◆ **Given instruction**
Pictures aside, quote the whole listing exactly.

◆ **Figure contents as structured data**
====

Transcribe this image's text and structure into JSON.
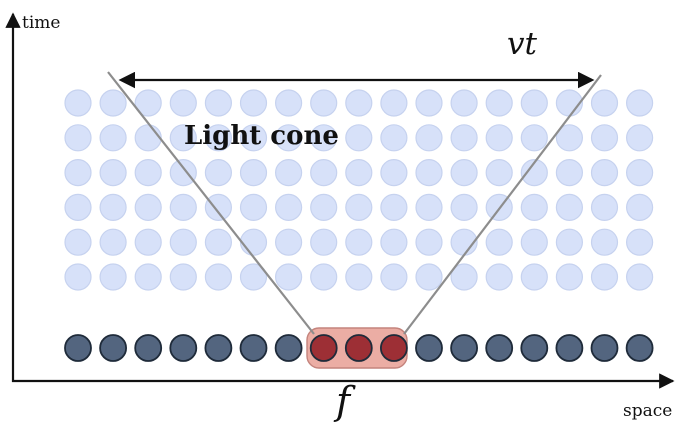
{
  "axes": {
    "y_label": "time",
    "x_label": "space"
  },
  "labels": {
    "light_cone": "Light cone",
    "distance": "vt",
    "operator": "f"
  },
  "grid": {
    "columns": 17,
    "light_rows": 6,
    "highlight_start": 7,
    "highlight_count": 3
  },
  "colors": {
    "light_fill": "#d7e1f9",
    "light_stroke": "#c6d2ef",
    "dark_fill": "#53657f",
    "dark_stroke": "#1f2b3a",
    "red_fill": "#9d2f35",
    "highlight_box": "#e79b90",
    "axis": "#111111",
    "cone_line": "#8d8d8d"
  }
}
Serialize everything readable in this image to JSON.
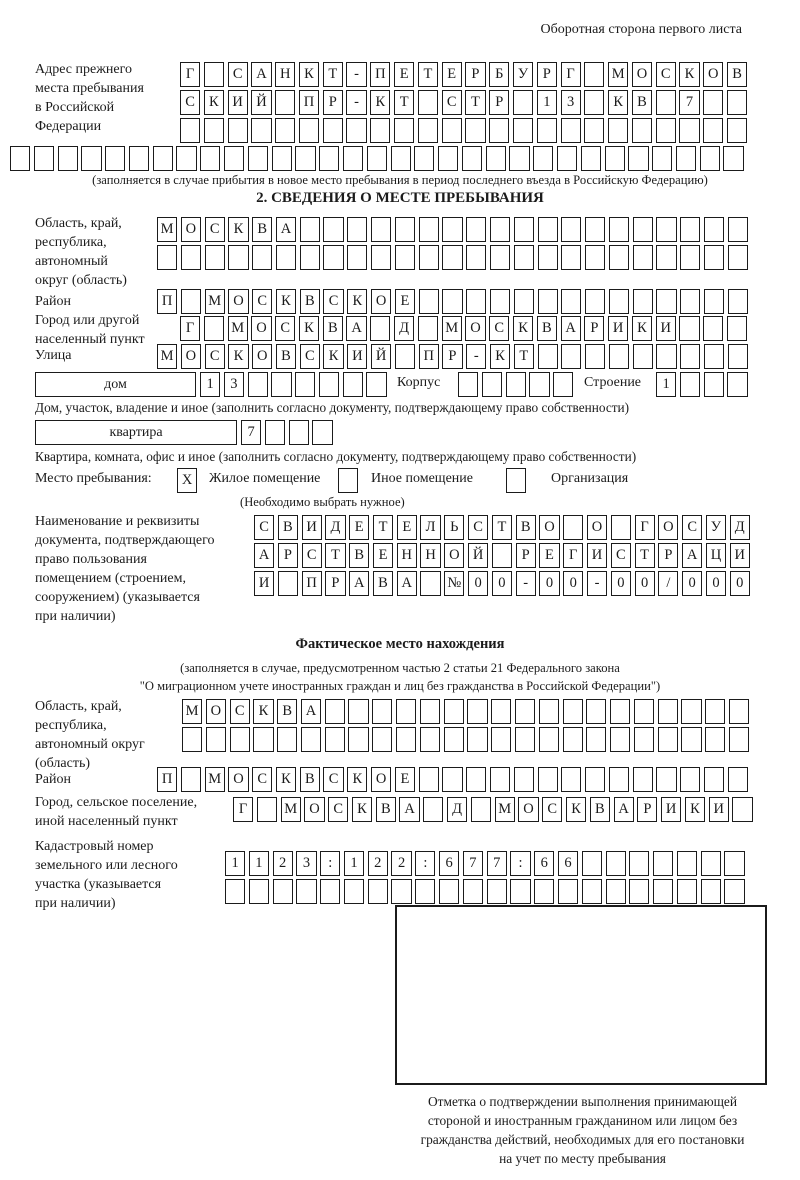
{
  "header_note": "Оборотная сторона первого листа",
  "prev_address": {
    "label": "Адрес прежнего\nместа пребывания\nв Российской\nФедерации",
    "row1": {
      "text": "Г САНКТ-ПЕТЕРБУРГ МОСКОВ",
      "len": 24
    },
    "row2": {
      "text": "СКИЙ ПР-КТ СТР 13 КВ 7",
      "len": 24
    },
    "row3": {
      "text": "",
      "len": 24
    },
    "row4": {
      "text": "",
      "len": 31
    },
    "note": "(заполняется в случае прибытия в новое место пребывания в период последнего въезда в Российскую Федерацию)"
  },
  "section2": {
    "title": "2. СВЕДЕНИЯ О МЕСТЕ ПРЕБЫВАНИЯ",
    "oblast": {
      "label": "Область, край,\nреспублика,\nавтономный\nокруг (область)",
      "row1": {
        "text": "МОСКВА",
        "len": 25
      },
      "row2": {
        "text": "",
        "len": 25
      }
    },
    "raion": {
      "label": "Район",
      "row": {
        "text": "П МОСКВСКОЕ",
        "len": 25
      }
    },
    "gorod": {
      "label": "Город или другой\nнаселенный пункт",
      "row": {
        "text": "Г МОСКВА Д МОСКВАРИКИ",
        "len": 24
      }
    },
    "ulitsa": {
      "label": "Улица",
      "row": {
        "text": "МОСКОВСКИЙ ПР-КТ",
        "len": 25
      }
    },
    "dom": {
      "box_label": "дом",
      "cells": {
        "text": "13",
        "len": 8
      },
      "korpus_label": "Корпус",
      "korpus_cells": {
        "text": "",
        "len": 5
      },
      "stroenie_label": "Строение",
      "stroenie_cells": {
        "text": "1",
        "len": 4
      },
      "note": "Дом, участок, владение и иное (заполнить согласно документу, подтверждающему право собственности)"
    },
    "kvartira": {
      "box_label": "квартира",
      "cells": {
        "text": "7",
        "len": 4
      },
      "note": "Квартира, комната, офис и иное (заполнить согласно документу, подтверждающему право собственности)"
    },
    "mesto": {
      "label": "Место пребывания:",
      "check1": "X",
      "option1": "Жилое помещение",
      "check2": "",
      "option2": "Иное помещение",
      "check3": "",
      "option3": "Организация",
      "note": "(Необходимо выбрать нужное)"
    },
    "doc": {
      "label": "Наименование и реквизиты\nдокумента, подтверждающего\nправо пользования\nпомещением (строением,\nсооружением) (указывается\nпри наличии)",
      "row1": {
        "text": "СВИДЕТЕЛЬСТВО О ГОСУД",
        "len": 21
      },
      "row2": {
        "text": "АРСТВЕННОЙ РЕГИСТРАЦИ",
        "len": 21
      },
      "row3": {
        "text": "И ПРАВА №00-00-00/000",
        "len": 21
      }
    }
  },
  "fact": {
    "title": "Фактическое место нахождения",
    "note1": "(заполняется в случае, предусмотренном частью 2 статьи 21 Федерального закона",
    "note2": "\"О миграционном учете иностранных граждан и лиц без гражданства в Российской Федерации\")",
    "oblast": {
      "label": "Область, край,\nреспублика,\nавтономный округ\n(область)",
      "row1": {
        "text": "МОСКВА",
        "len": 24
      },
      "row2": {
        "text": "",
        "len": 24
      }
    },
    "raion": {
      "label": "Район",
      "row": {
        "text": "П МОСКВСКОЕ",
        "len": 25
      }
    },
    "gorod": {
      "label": "Город, сельское поселение,\nиной населенный пункт",
      "row": {
        "text": "Г МОСКВА Д МОСКВАРИКИ",
        "len": 22
      }
    },
    "kadastr": {
      "label": "Кадастровый номер\nземельного или лесного\nучастка (указывается\nпри наличии)",
      "row1": {
        "text": "1123:122:677:66",
        "len": 22
      },
      "row2": {
        "text": "",
        "len": 22
      }
    },
    "stamp_note": "Отметка о подтверждении выполнения принимающей\nстороной и иностранным гражданином или лицом без\nгражданства действий, необходимых для его постановки\nна учет по месту пребывания"
  }
}
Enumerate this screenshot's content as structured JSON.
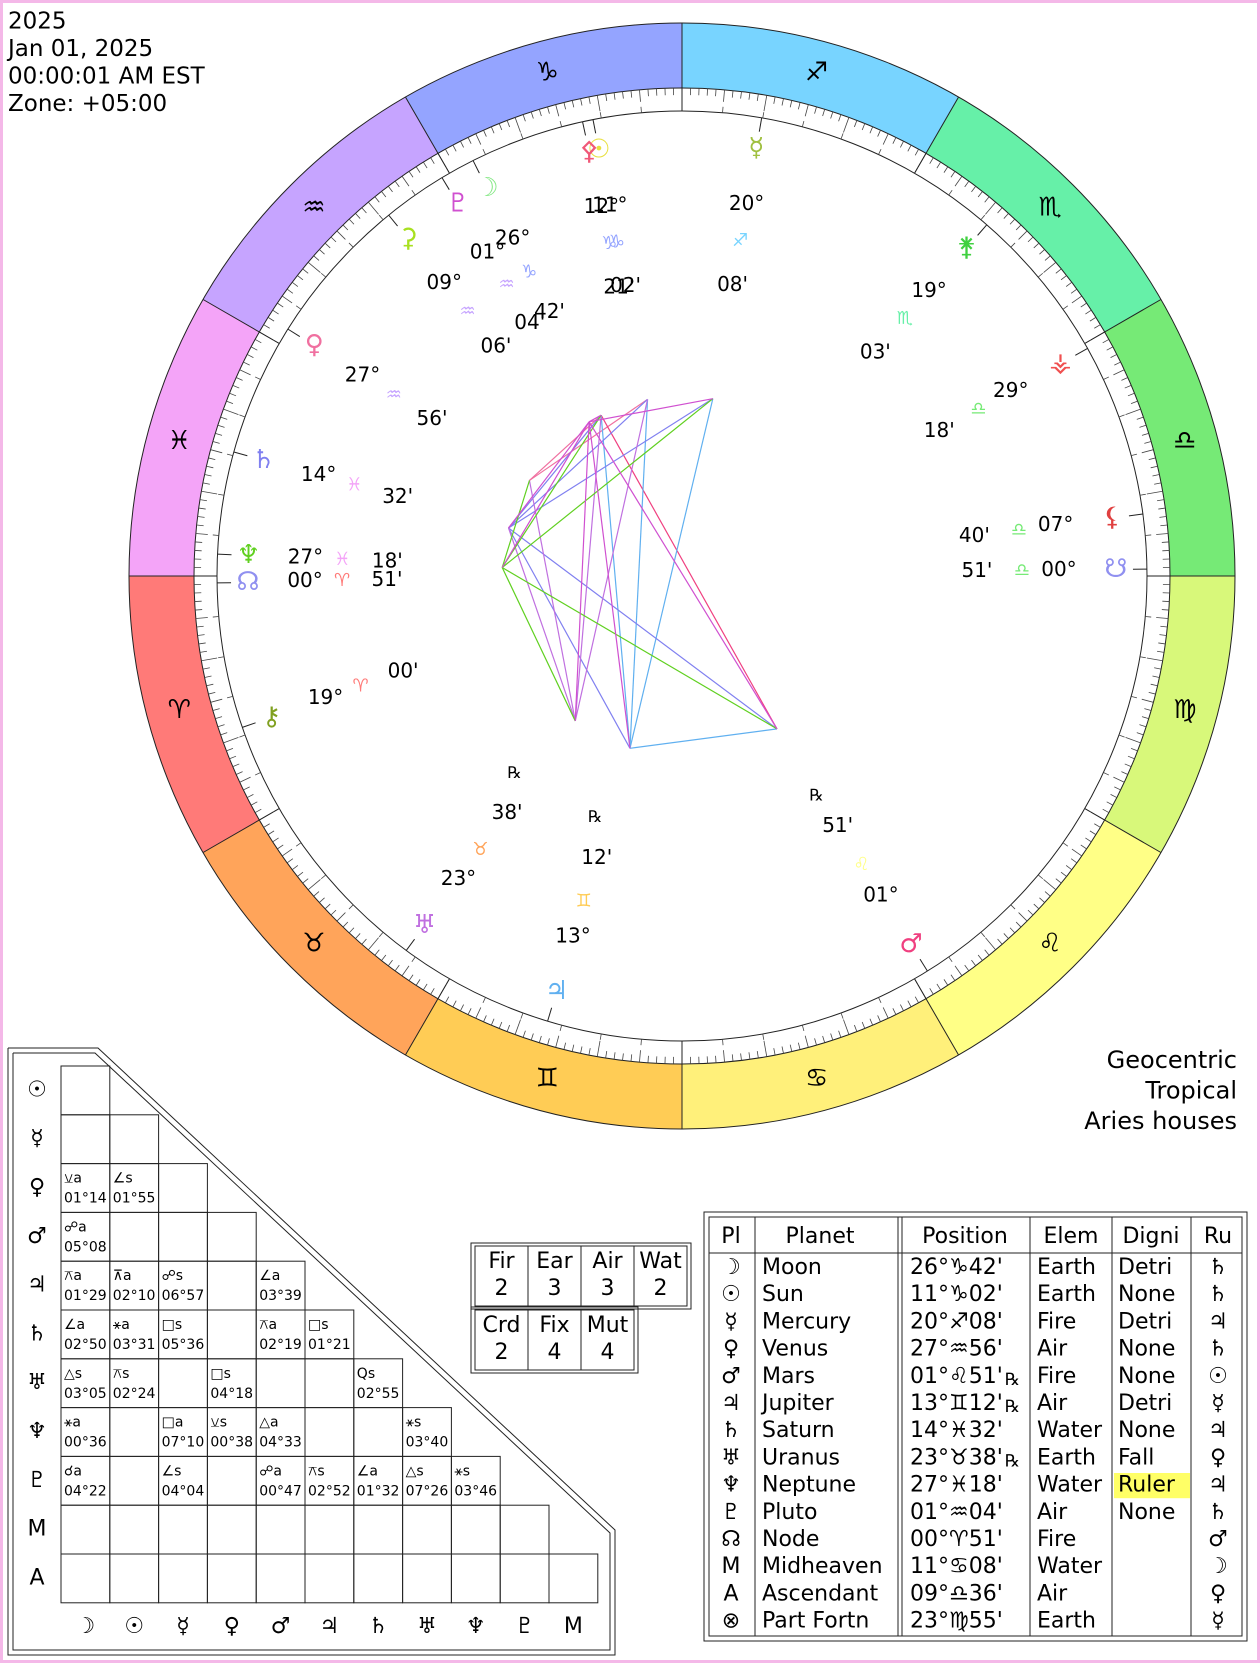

====

◆ **Reply**
Transcribe this image's text and structure into JSON.
{
  "axes": {
    "y_label": "time",
    "x_label": "space"
  },
  "labels": {
    "light_cone": "Light cone",
    "distance": "vt",
    "operator": "f"
  },
  "grid": {
    "columns": 17,
    "light_rows": 6,
    "highlight_start": 7,
    "highlight_count": 3
  },
  "colors": {
    "light_fill": "#d7e1f9",
    "light_stroke": "#c6d2ef",
    "dark_fill": "#53657f",
    "dark_stroke": "#1f2b3a",
    "red_fill": "#9d2f35",
    "highlight_box": "#e79b90",
    "axis": "#111111",
    "cone_line": "#8d8d8d"
  }
}
Serialize everything readable in this image to JSON.
{
  "header_note": "Оборотная сторона первого листа",
  "prev_address": {
    "label": "Адрес прежнего\nместа пребывания\nв Российской\nФедерации",
    "row1": {
      "text": "Г САНКТ-ПЕТЕРБУРГ МОСКОВ",
      "len": 24
    },
    "row2": {
      "text": "СКИЙ ПР-КТ СТР 13 КВ 7",
      "len": 24
    },
    "row3": {
      "text": "",
      "len": 24
    },
    "row4": {
      "text": "",
      "len": 31
    },
    "note": "(заполняется в случае прибытия в новое место пребывания в период последнего въезда в Российскую Федерацию)"
  },
  "section2": {
    "title": "2. СВЕДЕНИЯ О МЕСТЕ ПРЕБЫВАНИЯ",
    "oblast": {
      "label": "Область, край,\nреспублика,\nавтономный\nокруг (область)",
      "row1": {
        "text": "МОСКВА",
        "len": 25
      },
      "row2": {
        "text": "",
        "len": 25
      }
    },
    "raion": {
      "label": "Район",
      "row": {
        "text": "П МОСКВСКОЕ",
        "len": 25
      }
    },
    "gorod": {
      "label": "Город или другой\nнаселенный пункт",
      "row": {
        "text": "Г МОСКВА Д МОСКВАРИКИ",
        "len": 24
      }
    },
    "ulitsa": {
      "label": "Улица",
      "row": {
        "text": "МОСКОВСКИЙ ПР-КТ",
        "len": 25
      }
    },
    "dom": {
      "box_label": "дом",
      "cells": {
        "text": "13",
        "len": 8
      },
      "korpus_label": "Корпус",
      "korpus_cells": {
        "text": "",
        "len": 5
      },
      "stroenie_label": "Строение",
      "stroenie_cells": {
        "text": "1",
        "len": 4
      },
      "note": "Дом, участок, владение и иное (заполнить согласно документу, подтверждающему право собственности)"
    },
    "kvartira": {
      "box_label": "квартира",
      "cells": {
        "text": "7",
        "len": 4
      },
      "note": "Квартира, комната, офис и иное (заполнить согласно документу, подтверждающему право собственности)"
    },
    "mesto": {
      "label": "Место пребывания:",
      "check1": "X",
      "option1": "Жилое помещение",
      "check2": "",
      "option2": "Иное помещение",
      "check3": "",
      "option3": "Организация",
      "note": "(Необходимо выбрать нужное)"
    },
    "doc": {
      "label": "Наименование и реквизиты\nдокумента, подтверждающего\nправо пользования\nпомещением (строением,\nсооружением) (указывается\nпри наличии)",
      "row1": {
        "text": "СВИДЕТЕЛЬСТВО О ГОСУД",
        "len": 21
      },
      "row2": {
        "text": "АРСТВЕННОЙ РЕГИСТРАЦИ",
        "len": 21
      },
      "row3": {
        "text": "И ПРАВА №00-00-00/000",
        "len": 21
      }
    }
  },
  "fact": {
    "title": "Фактическое место нахождения",
    "note1": "(заполняется в случае, предусмотренном частью 2 статьи 21 Федерального закона",
    "note2": "\"О миграционном учете иностранных граждан и лиц без гражданства в Российской Федерации\")",
    "oblast": {
      "label": "Область, край,\nреспублика,\nавтономный округ\n(область)",
      "row1": {
        "text": "МОСКВА",
        "len": 24
      },
      "row2": {
        "text": "",
        "len": 24
      }
    },
    "raion": {
      "label": "Район",
      "row": {
        "text": "П МОСКВСКОЕ",
        "len": 25
      }
    },
    "gorod": {
      "label": "Город, сельское поселение,\nиной населенный пункт",
      "row": {
        "text": "Г МОСКВА Д МОСКВАРИКИ",
        "len": 22
      }
    },
    "kadastr": {
      "label": "Кадастровый номер\nземельного или лесного\nучастка (указывается\nпри наличии)",
      "row1": {
        "text": "1123:122:677:66",
        "len": 22
      },
      "row2": {
        "text": "",
        "len": 22
      }
    },
    "stamp_note": "Отметка о подтверждении выполнения принимающей\nстороной и иностранным гражданином или лицом без\nгражданства действий, необходимых для его постановки\nна учет по месту пребывания"
  }
}
Enumerate this screenshot's content as structured JSON.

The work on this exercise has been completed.